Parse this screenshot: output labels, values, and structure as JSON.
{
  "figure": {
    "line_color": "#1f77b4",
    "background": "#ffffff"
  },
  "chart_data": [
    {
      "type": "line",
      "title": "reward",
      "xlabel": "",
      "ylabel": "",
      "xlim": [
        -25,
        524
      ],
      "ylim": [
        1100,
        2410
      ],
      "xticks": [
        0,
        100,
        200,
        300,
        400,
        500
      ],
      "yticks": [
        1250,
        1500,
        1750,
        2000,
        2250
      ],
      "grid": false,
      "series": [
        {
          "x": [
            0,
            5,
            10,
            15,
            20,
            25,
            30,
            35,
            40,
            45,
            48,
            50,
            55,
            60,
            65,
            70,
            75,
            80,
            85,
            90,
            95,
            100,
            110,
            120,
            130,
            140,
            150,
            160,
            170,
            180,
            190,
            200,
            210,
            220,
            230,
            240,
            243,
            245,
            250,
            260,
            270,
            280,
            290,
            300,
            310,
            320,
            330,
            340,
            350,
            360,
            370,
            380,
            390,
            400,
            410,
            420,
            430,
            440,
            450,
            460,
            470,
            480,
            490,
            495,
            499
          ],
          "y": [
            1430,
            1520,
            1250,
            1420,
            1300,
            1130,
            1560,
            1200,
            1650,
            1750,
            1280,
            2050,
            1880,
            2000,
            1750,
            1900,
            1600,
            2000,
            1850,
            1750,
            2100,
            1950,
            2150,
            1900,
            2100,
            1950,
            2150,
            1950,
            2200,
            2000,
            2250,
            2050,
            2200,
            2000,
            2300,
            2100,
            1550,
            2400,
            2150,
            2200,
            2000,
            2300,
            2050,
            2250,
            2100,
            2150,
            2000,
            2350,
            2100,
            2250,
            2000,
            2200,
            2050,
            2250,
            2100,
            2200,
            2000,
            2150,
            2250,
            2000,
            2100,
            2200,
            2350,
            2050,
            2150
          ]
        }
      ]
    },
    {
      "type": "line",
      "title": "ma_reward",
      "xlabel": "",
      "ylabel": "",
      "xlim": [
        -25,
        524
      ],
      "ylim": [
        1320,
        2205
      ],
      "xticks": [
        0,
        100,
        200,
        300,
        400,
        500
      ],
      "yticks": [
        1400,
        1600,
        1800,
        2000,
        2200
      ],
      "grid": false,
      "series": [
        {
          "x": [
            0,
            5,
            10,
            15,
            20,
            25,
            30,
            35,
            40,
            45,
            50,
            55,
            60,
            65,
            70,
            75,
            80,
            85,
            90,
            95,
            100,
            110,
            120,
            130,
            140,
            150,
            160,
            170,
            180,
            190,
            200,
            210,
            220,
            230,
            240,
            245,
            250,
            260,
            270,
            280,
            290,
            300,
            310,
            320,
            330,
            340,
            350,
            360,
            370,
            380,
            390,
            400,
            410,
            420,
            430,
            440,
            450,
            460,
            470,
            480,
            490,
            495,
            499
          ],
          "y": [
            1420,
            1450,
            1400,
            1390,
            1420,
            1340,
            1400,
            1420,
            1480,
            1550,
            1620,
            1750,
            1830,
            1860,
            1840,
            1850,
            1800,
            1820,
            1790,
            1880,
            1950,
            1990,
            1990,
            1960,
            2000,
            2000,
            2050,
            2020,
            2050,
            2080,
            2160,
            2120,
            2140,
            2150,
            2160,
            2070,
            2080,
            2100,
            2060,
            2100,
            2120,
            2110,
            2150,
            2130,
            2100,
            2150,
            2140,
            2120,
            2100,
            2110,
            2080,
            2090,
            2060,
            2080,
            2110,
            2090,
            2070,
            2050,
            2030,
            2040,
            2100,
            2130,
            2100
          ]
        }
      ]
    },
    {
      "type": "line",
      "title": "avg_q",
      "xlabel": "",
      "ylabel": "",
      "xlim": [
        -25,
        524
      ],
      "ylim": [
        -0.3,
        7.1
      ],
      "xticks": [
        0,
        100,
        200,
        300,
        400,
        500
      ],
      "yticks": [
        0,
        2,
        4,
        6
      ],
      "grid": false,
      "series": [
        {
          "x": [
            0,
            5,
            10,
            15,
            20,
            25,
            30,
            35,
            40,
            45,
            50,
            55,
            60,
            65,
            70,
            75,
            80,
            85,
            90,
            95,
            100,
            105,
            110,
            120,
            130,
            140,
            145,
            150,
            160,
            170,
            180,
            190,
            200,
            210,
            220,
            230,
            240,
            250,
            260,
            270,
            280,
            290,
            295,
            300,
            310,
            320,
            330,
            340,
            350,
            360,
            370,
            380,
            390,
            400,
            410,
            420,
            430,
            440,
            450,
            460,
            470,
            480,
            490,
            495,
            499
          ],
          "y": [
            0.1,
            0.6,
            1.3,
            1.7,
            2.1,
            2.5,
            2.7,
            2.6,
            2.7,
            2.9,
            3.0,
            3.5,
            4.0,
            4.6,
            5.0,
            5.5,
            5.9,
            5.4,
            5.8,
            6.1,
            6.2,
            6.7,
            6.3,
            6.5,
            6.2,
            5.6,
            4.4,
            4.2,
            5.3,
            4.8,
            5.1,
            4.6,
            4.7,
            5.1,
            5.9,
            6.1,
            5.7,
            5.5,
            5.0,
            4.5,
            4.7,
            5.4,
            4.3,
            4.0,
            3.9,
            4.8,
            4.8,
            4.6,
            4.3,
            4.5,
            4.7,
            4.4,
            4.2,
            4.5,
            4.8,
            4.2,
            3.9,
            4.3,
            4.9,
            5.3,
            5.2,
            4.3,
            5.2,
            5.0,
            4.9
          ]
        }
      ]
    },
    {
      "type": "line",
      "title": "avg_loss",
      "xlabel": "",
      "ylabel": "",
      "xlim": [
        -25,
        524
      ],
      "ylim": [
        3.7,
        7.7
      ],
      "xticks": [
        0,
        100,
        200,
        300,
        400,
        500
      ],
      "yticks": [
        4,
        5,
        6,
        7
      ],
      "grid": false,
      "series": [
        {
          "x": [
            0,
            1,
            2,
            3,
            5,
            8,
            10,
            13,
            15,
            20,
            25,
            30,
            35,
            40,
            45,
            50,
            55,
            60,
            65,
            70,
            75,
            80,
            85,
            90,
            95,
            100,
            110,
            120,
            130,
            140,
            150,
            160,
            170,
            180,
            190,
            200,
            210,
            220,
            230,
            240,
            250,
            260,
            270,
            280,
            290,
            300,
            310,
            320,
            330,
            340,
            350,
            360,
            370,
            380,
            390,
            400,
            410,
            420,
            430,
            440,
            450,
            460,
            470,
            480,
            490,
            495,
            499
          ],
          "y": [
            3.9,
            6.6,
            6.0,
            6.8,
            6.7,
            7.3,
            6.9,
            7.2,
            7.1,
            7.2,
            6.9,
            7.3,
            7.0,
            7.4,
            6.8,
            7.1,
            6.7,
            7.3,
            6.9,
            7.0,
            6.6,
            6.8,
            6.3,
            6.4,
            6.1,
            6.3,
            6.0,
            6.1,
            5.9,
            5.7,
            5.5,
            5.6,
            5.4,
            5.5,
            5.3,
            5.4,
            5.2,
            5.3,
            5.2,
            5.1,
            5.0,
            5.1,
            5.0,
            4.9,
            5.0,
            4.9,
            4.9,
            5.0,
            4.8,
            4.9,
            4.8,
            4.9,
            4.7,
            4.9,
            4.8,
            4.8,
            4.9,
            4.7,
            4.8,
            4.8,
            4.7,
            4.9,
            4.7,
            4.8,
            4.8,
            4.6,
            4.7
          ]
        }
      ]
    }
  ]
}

+---+

Goal of the exercise
Return all of the entries word for word.

Final answer
Parse this screenshot: output labels, values, and structure as JSON.
{
  "figure": {
    "line_color": "#1f77b4",
    "background": "#ffffff"
  },
  "chart_data": [
    {
      "type": "line",
      "title": "reward",
      "xlabel": "",
      "ylabel": "",
      "xlim": [
        -25,
        524
      ],
      "ylim": [
        1100,
        2410
      ],
      "xticks": [
        0,
        100,
        200,
        300,
        400,
        500
      ],
      "yticks": [
        1250,
        1500,
        1750,
        2000,
        2250
      ],
      "grid": false,
      "series": [
        {
          "x": [
            0,
            5,
            10,
            15,
            20,
            25,
            30,
            35,
            40,
            45,
            48,
            50,
            55,
            60,
            65,
            70,
            75,
            80,
            85,
            90,
            95,
            100,
            110,
            120,
            130,
            140,
            150,
            160,
            170,
            180,
            190,
            200,
            210,
            220,
            230,
            240,
            243,
            245,
            250,
            260,
            270,
            280,
            290,
            300,
            310,
            320,
            330,
            340,
            350,
            360,
            370,
            380,
            390,
            400,
            410,
            420,
            430,
            440,
            450,
            460,
            470,
            480,
            490,
            495,
            499
          ],
          "y": [
            1430,
            1520,
            1250,
            1420,
            1300,
            1130,
            1560,
            1200,
            1650,
            1750,
            1280,
            2050,
            1880,
            2000,
            1750,
            1900,
            1600,
            2000,
            1850,
            1750,
            2100,
            1950,
            2150,
            1900,
            2100,
            1950,
            2150,
            1950,
            2200,
            2000,
            2250,
            2050,
            2200,
            2000,
            2300,
            2100,
            1550,
            2400,
            2150,
            2200,
            2000,
            2300,
            2050,
            2250,
            2100,
            2150,
            2000,
            2350,
            2100,
            2250,
            2000,
            2200,
            2050,
            2250,
            2100,
            2200,
            2000,
            2150,
            2250,
            2000,
            2100,
            2200,
            2350,
            2050,
            2150
          ]
        }
      ]
    },
    {
      "type": "line",
      "title": "ma_reward",
      "xlabel": "",
      "ylabel": "",
      "xlim": [
        -25,
        524
      ],
      "ylim": [
        1320,
        2205
      ],
      "xticks": [
        0,
        100,
        200,
        300,
        400,
        500
      ],
      "yticks": [
        1400,
        1600,
        1800,
        2000,
        2200
      ],
      "grid": false,
      "series": [
        {
          "x": [
            0,
            5,
            10,
            15,
            20,
            25,
            30,
            35,
            40,
            45,
            50,
            55,
            60,
            65,
            70,
            75,
            80,
            85,
            90,
            95,
            100,
            110,
            120,
            130,
            140,
            150,
            160,
            170,
            180,
            190,
            200,
            210,
            220,
            230,
            240,
            245,
            250,
            260,
            270,
            280,
            290,
            300,
            310,
            320,
            330,
            340,
            350,
            360,
            370,
            380,
            390,
            400,
            410,
            420,
            430,
            440,
            450,
            460,
            470,
            480,
            490,
            495,
            499
          ],
          "y": [
            1420,
            1450,
            1400,
            1390,
            1420,
            1340,
            1400,
            1420,
            1480,
            1550,
            1620,
            1750,
            1830,
            1860,
            1840,
            1850,
            1800,
            1820,
            1790,
            1880,
            1950,
            1990,
            1990,
            1960,
            2000,
            2000,
            2050,
            2020,
            2050,
            2080,
            2160,
            2120,
            2140,
            2150,
            2160,
            2070,
            2080,
            2100,
            2060,
            2100,
            2120,
            2110,
            2150,
            2130,
            2100,
            2150,
            2140,
            2120,
            2100,
            2110,
            2080,
            2090,
            2060,
            2080,
            2110,
            2090,
            2070,
            2050,
            2030,
            2040,
            2100,
            2130,
            2100
          ]
        }
      ]
    },
    {
      "type": "line",
      "title": "avg_q",
      "xlabel": "",
      "ylabel": "",
      "xlim": [
        -25,
        524
      ],
      "ylim": [
        -0.3,
        7.1
      ],
      "xticks": [
        0,
        100,
        200,
        300,
        400,
        500
      ],
      "yticks": [
        0,
        2,
        4,
        6
      ],
      "grid": false,
      "series": [
        {
          "x": [
            0,
            5,
            10,
            15,
            20,
            25,
            30,
            35,
            40,
            45,
            50,
            55,
            60,
            65,
            70,
            75,
            80,
            85,
            90,
            95,
            100,
            105,
            110,
            120,
            130,
            140,
            145,
            150,
            160,
            170,
            180,
            190,
            200,
            210,
            220,
            230,
            240,
            250,
            260,
            270,
            280,
            290,
            295,
            300,
            310,
            320,
            330,
            340,
            350,
            360,
            370,
            380,
            390,
            400,
            410,
            420,
            430,
            440,
            450,
            460,
            470,
            480,
            490,
            495,
            499
          ],
          "y": [
            0.1,
            0.6,
            1.3,
            1.7,
            2.1,
            2.5,
            2.7,
            2.6,
            2.7,
            2.9,
            3.0,
            3.5,
            4.0,
            4.6,
            5.0,
            5.5,
            5.9,
            5.4,
            5.8,
            6.1,
            6.2,
            6.7,
            6.3,
            6.5,
            6.2,
            5.6,
            4.4,
            4.2,
            5.3,
            4.8,
            5.1,
            4.6,
            4.7,
            5.1,
            5.9,
            6.1,
            5.7,
            5.5,
            5.0,
            4.5,
            4.7,
            5.4,
            4.3,
            4.0,
            3.9,
            4.8,
            4.8,
            4.6,
            4.3,
            4.5,
            4.7,
            4.4,
            4.2,
            4.5,
            4.8,
            4.2,
            3.9,
            4.3,
            4.9,
            5.3,
            5.2,
            4.3,
            5.2,
            5.0,
            4.9
          ]
        }
      ]
    },
    {
      "type": "line",
      "title": "avg_loss",
      "xlabel": "",
      "ylabel": "",
      "xlim": [
        -25,
        524
      ],
      "ylim": [
        3.7,
        7.7
      ],
      "xticks": [
        0,
        100,
        200,
        300,
        400,
        500
      ],
      "yticks": [
        4,
        5,
        6,
        7
      ],
      "grid": false,
      "series": [
        {
          "x": [
            0,
            1,
            2,
            3,
            5,
            8,
            10,
            13,
            15,
            20,
            25,
            30,
            35,
            40,
            45,
            50,
            55,
            60,
            65,
            70,
            75,
            80,
            85,
            90,
            95,
            100,
            110,
            120,
            130,
            140,
            150,
            160,
            170,
            180,
            190,
            200,
            210,
            220,
            230,
            240,
            250,
            260,
            270,
            280,
            290,
            300,
            310,
            320,
            330,
            340,
            350,
            360,
            370,
            380,
            390,
            400,
            410,
            420,
            430,
            440,
            450,
            460,
            470,
            480,
            490,
            495,
            499
          ],
          "y": [
            3.9,
            6.6,
            6.0,
            6.8,
            6.7,
            7.3,
            6.9,
            7.2,
            7.1,
            7.2,
            6.9,
            7.3,
            7.0,
            7.4,
            6.8,
            7.1,
            6.7,
            7.3,
            6.9,
            7.0,
            6.6,
            6.8,
            6.3,
            6.4,
            6.1,
            6.3,
            6.0,
            6.1,
            5.9,
            5.7,
            5.5,
            5.6,
            5.4,
            5.5,
            5.3,
            5.4,
            5.2,
            5.3,
            5.2,
            5.1,
            5.0,
            5.1,
            5.0,
            4.9,
            5.0,
            4.9,
            4.9,
            5.0,
            4.8,
            4.9,
            4.8,
            4.9,
            4.7,
            4.9,
            4.8,
            4.8,
            4.9,
            4.7,
            4.8,
            4.8,
            4.7,
            4.9,
            4.7,
            4.8,
            4.8,
            4.6,
            4.7
          ]
        }
      ]
    }
  ]
}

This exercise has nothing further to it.